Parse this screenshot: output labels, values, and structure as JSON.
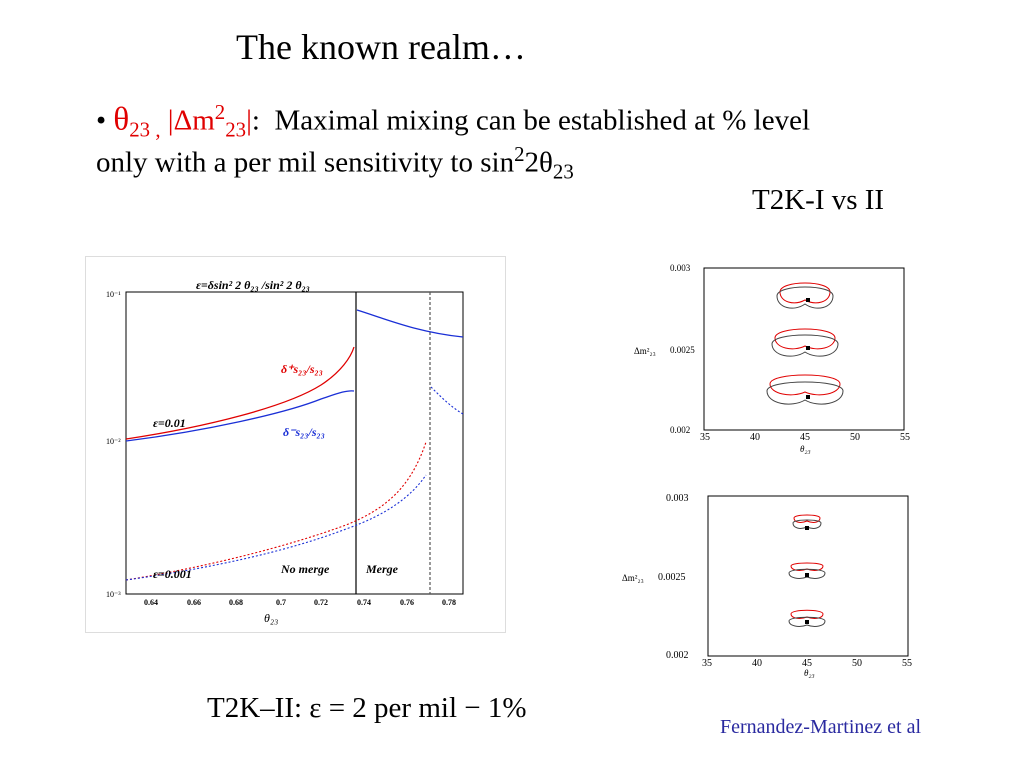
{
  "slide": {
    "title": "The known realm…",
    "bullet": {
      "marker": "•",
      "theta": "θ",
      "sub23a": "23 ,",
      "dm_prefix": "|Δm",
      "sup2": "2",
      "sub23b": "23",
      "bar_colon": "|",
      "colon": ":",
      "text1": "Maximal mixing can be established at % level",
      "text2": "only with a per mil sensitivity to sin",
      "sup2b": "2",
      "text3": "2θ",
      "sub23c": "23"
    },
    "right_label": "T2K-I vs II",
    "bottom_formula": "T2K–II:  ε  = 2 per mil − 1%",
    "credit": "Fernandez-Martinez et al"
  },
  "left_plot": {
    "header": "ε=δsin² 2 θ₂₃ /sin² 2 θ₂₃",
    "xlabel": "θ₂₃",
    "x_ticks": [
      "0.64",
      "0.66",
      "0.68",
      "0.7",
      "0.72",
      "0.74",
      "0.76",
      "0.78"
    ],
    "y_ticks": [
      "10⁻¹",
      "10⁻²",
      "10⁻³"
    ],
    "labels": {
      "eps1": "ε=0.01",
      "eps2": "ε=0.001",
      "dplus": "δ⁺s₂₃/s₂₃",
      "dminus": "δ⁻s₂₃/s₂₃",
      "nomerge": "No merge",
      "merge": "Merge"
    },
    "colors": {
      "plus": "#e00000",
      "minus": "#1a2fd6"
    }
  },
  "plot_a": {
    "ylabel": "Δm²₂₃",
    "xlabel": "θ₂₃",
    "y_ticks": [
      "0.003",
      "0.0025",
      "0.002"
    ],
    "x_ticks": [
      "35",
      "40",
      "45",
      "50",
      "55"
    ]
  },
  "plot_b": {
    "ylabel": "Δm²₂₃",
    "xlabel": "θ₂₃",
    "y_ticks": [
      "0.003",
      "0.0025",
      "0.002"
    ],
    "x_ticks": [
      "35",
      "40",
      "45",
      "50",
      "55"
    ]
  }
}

What to produce:
Except for the pictures, give all the material above again verbatim.

Worked answer:
Parse this screenshot: output labels, values, and structure as JSON.
{
  "slide": {
    "title": "The known realm…",
    "bullet": {
      "marker": "•",
      "theta": "θ",
      "sub23a": "23 ,",
      "dm_prefix": "|Δm",
      "sup2": "2",
      "sub23b": "23",
      "bar_colon": "|",
      "colon": ":",
      "text1": "Maximal mixing can be established at % level",
      "text2": "only with a per mil sensitivity to sin",
      "sup2b": "2",
      "text3": "2θ",
      "sub23c": "23"
    },
    "right_label": "T2K-I vs II",
    "bottom_formula": "T2K–II:  ε  = 2 per mil − 1%",
    "credit": "Fernandez-Martinez et al"
  },
  "left_plot": {
    "header": "ε=δsin² 2 θ₂₃ /sin² 2 θ₂₃",
    "xlabel": "θ₂₃",
    "x_ticks": [
      "0.64",
      "0.66",
      "0.68",
      "0.7",
      "0.72",
      "0.74",
      "0.76",
      "0.78"
    ],
    "y_ticks": [
      "10⁻¹",
      "10⁻²",
      "10⁻³"
    ],
    "labels": {
      "eps1": "ε=0.01",
      "eps2": "ε=0.001",
      "dplus": "δ⁺s₂₃/s₂₃",
      "dminus": "δ⁻s₂₃/s₂₃",
      "nomerge": "No merge",
      "merge": "Merge"
    },
    "colors": {
      "plus": "#e00000",
      "minus": "#1a2fd6"
    }
  },
  "plot_a": {
    "ylabel": "Δm²₂₃",
    "xlabel": "θ₂₃",
    "y_ticks": [
      "0.003",
      "0.0025",
      "0.002"
    ],
    "x_ticks": [
      "35",
      "40",
      "45",
      "50",
      "55"
    ]
  },
  "plot_b": {
    "ylabel": "Δm²₂₃",
    "xlabel": "θ₂₃",
    "y_ticks": [
      "0.003",
      "0.0025",
      "0.002"
    ],
    "x_ticks": [
      "35",
      "40",
      "45",
      "50",
      "55"
    ]
  }
}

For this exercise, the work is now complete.